• [WHAT YOU HAVE TO DO]
From the listing below, copy every line with the word "Length".
──────
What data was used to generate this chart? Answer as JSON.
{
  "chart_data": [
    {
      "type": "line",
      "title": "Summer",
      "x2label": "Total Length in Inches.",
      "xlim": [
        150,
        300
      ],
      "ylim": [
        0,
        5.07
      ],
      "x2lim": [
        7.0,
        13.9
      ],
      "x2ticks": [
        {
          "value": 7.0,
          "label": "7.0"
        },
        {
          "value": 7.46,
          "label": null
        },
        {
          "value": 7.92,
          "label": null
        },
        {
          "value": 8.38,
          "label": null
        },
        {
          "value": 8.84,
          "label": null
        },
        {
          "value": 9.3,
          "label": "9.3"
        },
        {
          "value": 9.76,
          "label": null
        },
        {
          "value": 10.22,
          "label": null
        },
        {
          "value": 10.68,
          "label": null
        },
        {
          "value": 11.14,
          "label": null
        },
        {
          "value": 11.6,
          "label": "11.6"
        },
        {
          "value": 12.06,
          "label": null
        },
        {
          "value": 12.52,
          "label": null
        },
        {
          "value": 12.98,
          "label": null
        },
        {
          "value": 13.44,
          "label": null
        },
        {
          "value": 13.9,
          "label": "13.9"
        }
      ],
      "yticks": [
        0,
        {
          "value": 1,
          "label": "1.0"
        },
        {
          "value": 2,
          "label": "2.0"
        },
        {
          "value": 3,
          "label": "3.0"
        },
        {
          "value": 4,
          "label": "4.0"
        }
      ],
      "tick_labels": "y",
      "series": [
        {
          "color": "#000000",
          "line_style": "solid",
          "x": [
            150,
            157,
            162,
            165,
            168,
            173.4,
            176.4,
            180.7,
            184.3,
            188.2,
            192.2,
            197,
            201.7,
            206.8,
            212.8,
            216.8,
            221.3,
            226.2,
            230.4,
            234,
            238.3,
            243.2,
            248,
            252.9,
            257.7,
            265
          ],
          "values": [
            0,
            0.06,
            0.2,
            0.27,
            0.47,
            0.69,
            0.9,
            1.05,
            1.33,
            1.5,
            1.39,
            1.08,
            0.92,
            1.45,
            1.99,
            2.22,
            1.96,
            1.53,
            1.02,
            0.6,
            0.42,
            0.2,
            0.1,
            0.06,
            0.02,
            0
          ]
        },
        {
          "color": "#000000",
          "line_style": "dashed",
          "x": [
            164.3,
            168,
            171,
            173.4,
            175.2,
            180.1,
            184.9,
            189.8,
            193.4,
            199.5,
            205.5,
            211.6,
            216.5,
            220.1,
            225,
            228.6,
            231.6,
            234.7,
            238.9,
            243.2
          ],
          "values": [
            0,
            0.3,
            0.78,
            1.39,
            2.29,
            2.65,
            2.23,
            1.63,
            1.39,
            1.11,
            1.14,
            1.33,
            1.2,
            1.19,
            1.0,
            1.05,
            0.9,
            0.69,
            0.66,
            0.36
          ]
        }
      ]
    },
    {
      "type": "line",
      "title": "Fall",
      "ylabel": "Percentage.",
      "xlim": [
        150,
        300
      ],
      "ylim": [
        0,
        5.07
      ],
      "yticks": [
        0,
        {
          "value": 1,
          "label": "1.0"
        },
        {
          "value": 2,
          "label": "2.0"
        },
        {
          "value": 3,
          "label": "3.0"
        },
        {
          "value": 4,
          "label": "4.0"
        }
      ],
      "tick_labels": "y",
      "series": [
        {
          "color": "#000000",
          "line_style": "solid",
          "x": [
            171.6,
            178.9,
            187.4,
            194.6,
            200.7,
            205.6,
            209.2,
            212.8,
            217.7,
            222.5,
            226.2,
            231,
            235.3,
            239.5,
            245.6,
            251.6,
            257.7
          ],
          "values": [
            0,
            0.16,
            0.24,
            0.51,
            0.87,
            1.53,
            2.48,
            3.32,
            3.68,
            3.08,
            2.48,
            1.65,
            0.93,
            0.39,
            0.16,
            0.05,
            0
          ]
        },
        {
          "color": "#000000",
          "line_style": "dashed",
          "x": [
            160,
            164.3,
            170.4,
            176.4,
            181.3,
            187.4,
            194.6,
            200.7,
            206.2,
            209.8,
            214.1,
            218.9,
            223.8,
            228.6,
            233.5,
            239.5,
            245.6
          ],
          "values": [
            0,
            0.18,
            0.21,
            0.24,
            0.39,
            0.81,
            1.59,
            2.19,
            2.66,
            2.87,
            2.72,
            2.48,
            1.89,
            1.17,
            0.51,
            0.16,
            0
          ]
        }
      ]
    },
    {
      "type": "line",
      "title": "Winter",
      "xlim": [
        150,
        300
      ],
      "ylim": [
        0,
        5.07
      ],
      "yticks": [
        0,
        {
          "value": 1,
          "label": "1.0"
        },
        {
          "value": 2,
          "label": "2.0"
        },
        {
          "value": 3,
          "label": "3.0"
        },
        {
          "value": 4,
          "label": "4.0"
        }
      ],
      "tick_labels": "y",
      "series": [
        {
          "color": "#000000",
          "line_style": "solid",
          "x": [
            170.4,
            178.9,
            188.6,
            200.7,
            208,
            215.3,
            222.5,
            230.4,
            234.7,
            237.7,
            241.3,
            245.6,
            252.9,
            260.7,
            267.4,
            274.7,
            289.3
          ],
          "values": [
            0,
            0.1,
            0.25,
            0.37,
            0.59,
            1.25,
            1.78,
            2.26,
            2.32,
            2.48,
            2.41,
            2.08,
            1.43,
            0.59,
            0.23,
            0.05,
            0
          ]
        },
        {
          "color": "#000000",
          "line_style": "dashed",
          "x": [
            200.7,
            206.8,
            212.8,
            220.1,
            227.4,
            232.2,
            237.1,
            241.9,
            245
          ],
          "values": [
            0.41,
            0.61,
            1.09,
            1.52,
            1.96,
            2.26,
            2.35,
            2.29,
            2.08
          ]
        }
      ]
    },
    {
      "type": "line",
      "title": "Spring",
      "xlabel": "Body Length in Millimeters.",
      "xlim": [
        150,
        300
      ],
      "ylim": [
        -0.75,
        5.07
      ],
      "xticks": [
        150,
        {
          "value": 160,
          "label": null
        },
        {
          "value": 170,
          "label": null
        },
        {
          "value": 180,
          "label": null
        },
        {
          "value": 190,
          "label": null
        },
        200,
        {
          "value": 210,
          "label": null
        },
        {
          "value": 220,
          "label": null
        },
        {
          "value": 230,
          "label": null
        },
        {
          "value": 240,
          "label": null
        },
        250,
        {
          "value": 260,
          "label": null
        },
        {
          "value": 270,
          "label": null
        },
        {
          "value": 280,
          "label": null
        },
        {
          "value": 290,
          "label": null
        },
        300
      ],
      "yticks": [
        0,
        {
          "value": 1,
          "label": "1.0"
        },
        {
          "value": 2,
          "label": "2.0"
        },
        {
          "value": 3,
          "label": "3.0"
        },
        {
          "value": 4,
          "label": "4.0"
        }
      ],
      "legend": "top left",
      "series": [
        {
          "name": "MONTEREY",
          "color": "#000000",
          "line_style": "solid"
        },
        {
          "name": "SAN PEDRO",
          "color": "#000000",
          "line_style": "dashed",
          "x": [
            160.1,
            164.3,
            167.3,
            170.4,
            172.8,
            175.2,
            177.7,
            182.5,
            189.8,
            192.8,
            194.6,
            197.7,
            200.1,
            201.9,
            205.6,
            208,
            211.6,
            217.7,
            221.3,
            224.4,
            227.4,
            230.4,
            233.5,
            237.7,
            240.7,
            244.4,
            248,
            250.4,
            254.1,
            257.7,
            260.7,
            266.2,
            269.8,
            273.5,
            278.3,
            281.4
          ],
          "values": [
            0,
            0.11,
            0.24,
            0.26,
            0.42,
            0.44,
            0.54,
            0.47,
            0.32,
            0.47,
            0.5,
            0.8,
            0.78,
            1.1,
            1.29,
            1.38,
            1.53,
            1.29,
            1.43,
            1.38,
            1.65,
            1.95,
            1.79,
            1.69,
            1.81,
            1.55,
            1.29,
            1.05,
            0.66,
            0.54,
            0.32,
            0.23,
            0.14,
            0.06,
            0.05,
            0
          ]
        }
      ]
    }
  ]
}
──────
• [EXERCISE RESULT]
      "x2label": "Total Length in Inches.",
      "xlabel": "Body Length in Millimeters.",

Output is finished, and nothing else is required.